• **REQUIREMENT**: Copy every entry exactly.

+++

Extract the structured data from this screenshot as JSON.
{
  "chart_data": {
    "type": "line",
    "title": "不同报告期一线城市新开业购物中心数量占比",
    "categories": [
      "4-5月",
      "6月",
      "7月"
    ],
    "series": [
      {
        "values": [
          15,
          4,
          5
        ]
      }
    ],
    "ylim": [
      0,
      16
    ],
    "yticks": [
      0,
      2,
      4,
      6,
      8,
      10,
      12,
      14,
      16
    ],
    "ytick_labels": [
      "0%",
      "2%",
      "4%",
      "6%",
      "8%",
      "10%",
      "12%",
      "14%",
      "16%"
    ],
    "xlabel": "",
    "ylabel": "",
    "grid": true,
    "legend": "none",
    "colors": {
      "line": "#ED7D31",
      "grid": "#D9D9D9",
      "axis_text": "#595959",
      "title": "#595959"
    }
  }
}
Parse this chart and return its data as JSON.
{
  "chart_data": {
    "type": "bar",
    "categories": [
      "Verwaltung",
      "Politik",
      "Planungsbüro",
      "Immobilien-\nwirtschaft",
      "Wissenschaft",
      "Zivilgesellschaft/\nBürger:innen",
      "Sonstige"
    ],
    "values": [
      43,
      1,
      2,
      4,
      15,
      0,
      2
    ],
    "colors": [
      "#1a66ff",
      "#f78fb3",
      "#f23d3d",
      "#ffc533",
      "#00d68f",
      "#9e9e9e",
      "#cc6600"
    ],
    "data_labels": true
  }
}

+++

• **WRITTEN RESPONSE**:
Extract the structured data from this screenshot as JSON.
{
  "chart_data": {
    "type": "line",
    "title": "不同报告期一线城市新开业购物中心数量占比",
    "categories": [
      "4-5月",
      "6月",
      "7月"
    ],
    "series": [
      {
        "values": [
          15,
          4,
          5
        ]
      }
    ],
    "ylim": [
      0,
      16
    ],
    "yticks": [
      0,
      2,
      4,
      6,
      8,
      10,
      12,
      14,
      16
    ],
    "ytick_labels": [
      "0%",
      "2%",
      "4%",
      "6%",
      "8%",
      "10%",
      "12%",
      "14%",
      "16%"
    ],
    "xlabel": "",
    "ylabel": "",
    "grid": true,
    "legend": "none",
    "colors": {
      "line": "#ED7D31",
      "grid": "#D9D9D9",
      "axis_text": "#595959",
      "title": "#595959"
    }
  }
}
Parse this chart and return its data as JSON.
{
  "chart_data": {
    "type": "bar",
    "categories": [
      "Verwaltung",
      "Politik",
      "Planungsbüro",
      "Immobilien-\nwirtschaft",
      "Wissenschaft",
      "Zivilgesellschaft/\nBürger:innen",
      "Sonstige"
    ],
    "values": [
      43,
      1,
      2,
      4,
      15,
      0,
      2
    ],
    "colors": [
      "#1a66ff",
      "#f78fb3",
      "#f23d3d",
      "#ffc533",
      "#00d68f",
      "#9e9e9e",
      "#cc6600"
    ],
    "data_labels": true
  }
}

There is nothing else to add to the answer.